>>>
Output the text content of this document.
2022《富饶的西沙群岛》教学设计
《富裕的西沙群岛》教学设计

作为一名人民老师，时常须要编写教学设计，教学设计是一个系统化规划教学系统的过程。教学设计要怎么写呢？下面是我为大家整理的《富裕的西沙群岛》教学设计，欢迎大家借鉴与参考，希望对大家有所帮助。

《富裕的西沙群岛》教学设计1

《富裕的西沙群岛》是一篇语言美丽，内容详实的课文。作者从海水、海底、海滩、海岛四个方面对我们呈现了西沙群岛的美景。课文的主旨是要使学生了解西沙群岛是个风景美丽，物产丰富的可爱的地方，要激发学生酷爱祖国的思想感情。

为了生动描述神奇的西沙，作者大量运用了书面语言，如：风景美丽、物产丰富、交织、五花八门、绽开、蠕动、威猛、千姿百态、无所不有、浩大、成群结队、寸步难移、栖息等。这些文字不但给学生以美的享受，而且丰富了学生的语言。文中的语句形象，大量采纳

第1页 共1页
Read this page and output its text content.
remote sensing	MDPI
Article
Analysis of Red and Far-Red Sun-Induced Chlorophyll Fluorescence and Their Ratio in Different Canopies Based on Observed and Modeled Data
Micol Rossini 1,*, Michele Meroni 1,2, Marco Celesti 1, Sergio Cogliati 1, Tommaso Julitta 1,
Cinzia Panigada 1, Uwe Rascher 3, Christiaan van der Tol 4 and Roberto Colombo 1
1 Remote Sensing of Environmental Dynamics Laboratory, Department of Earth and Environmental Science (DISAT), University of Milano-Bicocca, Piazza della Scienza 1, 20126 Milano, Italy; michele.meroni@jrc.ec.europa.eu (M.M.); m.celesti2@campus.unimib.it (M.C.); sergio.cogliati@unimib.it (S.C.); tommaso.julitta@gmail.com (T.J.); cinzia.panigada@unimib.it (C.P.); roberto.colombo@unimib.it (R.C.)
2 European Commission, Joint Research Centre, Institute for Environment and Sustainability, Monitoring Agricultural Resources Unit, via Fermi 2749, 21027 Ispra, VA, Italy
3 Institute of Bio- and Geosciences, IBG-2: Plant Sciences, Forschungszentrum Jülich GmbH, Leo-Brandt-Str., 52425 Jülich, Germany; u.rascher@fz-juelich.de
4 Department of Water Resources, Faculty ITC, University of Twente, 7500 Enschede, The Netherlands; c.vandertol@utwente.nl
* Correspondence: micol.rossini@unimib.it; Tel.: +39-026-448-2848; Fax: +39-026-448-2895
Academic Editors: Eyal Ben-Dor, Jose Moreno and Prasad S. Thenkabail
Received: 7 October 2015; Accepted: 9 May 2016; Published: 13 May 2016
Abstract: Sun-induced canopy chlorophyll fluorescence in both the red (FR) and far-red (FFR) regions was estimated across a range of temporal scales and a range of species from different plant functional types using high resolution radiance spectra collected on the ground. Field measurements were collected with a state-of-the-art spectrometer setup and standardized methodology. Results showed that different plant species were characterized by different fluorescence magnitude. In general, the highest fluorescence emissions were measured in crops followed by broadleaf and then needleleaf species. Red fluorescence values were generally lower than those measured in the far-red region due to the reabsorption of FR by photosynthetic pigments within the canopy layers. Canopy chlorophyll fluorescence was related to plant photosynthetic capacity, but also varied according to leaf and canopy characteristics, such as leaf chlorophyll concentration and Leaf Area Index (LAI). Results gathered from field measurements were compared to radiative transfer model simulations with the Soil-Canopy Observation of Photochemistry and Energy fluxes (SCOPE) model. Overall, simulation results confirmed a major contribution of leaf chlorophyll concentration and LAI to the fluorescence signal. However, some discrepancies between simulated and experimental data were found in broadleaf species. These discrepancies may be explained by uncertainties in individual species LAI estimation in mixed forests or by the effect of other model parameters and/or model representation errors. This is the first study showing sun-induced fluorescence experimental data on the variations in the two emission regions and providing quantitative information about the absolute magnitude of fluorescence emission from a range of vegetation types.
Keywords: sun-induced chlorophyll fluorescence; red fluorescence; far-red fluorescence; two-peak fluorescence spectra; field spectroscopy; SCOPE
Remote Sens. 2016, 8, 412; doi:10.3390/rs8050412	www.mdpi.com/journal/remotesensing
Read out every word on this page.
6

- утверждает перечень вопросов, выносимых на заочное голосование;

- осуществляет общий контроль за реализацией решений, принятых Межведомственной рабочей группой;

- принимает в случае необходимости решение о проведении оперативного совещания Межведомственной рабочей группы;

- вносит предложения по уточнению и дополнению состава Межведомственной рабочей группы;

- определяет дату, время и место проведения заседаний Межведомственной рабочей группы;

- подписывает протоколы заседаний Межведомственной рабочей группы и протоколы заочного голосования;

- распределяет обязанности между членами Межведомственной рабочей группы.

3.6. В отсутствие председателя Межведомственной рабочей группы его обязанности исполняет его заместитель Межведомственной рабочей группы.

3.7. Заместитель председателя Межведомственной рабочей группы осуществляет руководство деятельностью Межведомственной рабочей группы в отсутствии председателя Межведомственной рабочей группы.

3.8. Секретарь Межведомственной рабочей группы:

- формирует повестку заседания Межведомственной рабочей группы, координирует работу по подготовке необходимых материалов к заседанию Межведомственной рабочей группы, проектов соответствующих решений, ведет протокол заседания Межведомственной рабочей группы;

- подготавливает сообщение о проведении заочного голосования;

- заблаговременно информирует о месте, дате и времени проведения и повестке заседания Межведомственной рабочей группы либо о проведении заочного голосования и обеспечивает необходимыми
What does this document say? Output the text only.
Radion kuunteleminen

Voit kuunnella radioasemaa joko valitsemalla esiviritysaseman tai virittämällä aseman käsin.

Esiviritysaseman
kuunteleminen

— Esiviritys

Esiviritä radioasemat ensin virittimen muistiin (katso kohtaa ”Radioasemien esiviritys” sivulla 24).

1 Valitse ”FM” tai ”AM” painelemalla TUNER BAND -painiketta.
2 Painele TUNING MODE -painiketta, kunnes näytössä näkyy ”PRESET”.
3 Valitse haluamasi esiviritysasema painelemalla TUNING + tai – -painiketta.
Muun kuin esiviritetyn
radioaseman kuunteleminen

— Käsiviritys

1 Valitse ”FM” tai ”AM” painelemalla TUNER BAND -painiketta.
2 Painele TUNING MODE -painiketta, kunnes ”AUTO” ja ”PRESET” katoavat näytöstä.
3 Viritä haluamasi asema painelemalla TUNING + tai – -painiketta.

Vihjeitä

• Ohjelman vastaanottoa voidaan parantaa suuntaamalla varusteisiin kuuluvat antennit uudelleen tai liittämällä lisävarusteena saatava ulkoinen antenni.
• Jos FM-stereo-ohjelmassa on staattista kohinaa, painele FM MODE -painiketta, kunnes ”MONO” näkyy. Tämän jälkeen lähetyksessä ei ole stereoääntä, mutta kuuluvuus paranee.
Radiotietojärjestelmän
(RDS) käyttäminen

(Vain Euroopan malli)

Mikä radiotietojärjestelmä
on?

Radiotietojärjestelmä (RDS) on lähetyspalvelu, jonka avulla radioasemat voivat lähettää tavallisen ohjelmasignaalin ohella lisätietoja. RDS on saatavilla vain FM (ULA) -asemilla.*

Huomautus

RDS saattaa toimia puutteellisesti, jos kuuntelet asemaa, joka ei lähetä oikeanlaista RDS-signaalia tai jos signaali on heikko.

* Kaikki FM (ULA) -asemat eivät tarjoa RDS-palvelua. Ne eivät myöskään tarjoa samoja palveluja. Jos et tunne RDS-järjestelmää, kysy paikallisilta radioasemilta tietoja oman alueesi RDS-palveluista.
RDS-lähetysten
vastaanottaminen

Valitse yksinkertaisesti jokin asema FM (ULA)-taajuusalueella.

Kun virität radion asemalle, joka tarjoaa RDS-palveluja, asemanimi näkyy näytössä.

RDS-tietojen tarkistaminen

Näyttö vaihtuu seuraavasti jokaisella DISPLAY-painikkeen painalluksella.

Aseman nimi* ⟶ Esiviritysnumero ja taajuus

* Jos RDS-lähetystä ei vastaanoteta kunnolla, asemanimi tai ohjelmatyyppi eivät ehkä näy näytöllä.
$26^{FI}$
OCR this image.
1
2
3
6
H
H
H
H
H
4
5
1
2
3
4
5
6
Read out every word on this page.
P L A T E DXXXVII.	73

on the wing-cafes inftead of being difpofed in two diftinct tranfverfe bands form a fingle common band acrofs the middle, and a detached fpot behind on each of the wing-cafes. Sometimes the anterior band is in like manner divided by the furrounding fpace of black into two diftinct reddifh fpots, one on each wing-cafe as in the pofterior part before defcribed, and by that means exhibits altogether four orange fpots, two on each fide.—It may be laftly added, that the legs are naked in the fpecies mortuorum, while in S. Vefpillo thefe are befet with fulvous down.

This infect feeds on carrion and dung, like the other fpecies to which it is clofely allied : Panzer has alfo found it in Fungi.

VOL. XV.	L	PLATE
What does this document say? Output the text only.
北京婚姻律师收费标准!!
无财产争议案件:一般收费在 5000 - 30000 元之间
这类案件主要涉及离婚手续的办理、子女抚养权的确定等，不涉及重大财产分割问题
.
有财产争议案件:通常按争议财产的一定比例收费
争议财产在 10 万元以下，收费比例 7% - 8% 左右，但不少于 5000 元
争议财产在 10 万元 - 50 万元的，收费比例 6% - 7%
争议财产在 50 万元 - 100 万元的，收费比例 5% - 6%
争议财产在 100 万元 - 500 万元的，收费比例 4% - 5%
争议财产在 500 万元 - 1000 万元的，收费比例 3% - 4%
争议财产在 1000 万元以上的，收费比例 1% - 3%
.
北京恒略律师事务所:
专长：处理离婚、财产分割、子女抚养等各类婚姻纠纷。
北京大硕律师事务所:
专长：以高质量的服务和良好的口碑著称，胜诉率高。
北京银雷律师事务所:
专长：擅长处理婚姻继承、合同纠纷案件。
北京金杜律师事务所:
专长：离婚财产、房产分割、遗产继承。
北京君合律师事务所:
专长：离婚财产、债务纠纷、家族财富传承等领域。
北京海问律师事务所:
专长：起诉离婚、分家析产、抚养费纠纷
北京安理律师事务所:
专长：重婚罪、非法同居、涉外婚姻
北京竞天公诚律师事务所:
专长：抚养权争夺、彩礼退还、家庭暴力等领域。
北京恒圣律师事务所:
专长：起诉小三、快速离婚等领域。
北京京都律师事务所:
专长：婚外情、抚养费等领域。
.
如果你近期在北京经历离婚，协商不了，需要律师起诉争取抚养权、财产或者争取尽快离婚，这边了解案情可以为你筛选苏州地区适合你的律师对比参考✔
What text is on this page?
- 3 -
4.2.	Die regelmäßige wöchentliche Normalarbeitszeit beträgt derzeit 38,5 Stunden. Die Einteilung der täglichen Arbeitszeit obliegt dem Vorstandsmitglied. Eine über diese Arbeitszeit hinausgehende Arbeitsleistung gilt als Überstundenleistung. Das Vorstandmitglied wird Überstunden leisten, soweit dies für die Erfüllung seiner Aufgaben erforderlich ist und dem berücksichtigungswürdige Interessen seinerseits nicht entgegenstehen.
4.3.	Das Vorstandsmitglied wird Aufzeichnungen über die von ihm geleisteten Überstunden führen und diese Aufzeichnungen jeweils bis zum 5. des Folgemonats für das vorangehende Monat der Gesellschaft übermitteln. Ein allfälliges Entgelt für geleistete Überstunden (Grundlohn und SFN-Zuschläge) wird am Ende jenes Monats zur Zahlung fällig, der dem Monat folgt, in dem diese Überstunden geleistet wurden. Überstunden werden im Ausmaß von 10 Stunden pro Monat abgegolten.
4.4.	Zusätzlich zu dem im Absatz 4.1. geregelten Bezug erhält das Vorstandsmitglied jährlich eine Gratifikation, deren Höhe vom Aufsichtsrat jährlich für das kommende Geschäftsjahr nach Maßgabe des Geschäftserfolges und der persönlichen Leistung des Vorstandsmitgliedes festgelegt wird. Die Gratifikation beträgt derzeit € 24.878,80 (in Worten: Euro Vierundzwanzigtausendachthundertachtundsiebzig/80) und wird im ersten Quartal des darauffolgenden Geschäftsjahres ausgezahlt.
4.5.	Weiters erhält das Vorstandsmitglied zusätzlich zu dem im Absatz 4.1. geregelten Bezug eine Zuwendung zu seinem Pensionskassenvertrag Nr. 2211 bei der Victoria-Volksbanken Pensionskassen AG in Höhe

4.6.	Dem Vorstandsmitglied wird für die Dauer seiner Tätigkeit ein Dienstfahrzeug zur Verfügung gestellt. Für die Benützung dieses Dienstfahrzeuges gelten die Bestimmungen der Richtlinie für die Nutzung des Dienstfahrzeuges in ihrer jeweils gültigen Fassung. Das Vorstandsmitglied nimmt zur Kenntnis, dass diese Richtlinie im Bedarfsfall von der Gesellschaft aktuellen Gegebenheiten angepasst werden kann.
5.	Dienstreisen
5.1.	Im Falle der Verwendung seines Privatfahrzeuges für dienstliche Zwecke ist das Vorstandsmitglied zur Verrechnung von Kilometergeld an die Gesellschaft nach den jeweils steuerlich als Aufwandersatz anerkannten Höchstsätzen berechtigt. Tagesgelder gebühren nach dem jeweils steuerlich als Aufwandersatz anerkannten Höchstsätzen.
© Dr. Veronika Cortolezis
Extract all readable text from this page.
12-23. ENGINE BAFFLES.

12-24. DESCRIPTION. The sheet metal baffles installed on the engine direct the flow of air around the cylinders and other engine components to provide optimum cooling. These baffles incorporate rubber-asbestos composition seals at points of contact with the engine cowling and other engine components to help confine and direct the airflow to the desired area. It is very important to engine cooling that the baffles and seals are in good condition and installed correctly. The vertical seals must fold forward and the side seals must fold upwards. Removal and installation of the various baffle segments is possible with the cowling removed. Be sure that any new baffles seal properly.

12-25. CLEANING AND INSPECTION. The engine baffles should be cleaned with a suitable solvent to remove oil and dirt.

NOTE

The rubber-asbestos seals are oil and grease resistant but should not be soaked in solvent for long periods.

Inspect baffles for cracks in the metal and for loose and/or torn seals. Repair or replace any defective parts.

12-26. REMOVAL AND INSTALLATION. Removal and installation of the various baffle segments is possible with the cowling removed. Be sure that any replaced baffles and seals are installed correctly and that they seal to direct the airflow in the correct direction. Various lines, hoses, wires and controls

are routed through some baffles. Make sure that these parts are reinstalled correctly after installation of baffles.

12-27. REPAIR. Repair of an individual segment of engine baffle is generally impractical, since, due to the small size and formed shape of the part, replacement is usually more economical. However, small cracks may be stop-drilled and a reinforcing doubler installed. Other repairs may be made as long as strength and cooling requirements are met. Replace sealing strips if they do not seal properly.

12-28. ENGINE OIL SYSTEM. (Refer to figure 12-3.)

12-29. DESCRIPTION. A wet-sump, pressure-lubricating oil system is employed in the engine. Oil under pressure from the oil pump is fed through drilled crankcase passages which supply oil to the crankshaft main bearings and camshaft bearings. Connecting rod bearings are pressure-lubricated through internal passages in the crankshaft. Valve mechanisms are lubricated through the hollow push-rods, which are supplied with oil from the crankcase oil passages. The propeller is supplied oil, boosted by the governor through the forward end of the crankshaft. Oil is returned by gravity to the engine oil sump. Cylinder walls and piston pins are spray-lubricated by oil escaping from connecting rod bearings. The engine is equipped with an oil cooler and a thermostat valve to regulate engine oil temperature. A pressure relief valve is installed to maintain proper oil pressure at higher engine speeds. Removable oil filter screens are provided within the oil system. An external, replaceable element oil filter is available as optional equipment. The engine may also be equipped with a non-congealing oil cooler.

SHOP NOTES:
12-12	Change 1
<<<
PROBLEM REQUIREMENTS — Scan the lines for the string "näkyy". Pick out every line that has it.

TASK RESPONSE —
2 Painele TUNING MODE -painiketta, kunnes näytössä näkyy ”PRESET”.
• Jos FM-stereo-ohjelmassa on staattista kohinaa, painele FM MODE -painiketta, kunnes ”MONO” näkyy. Tämän jälkeen lähetyksessä ei ole stereoääntä, mutta kuuluvuus paranee.
Kun virität radion asemalle, joka tarjoaa RDS-palveluja, asemanimi näkyy näytössä.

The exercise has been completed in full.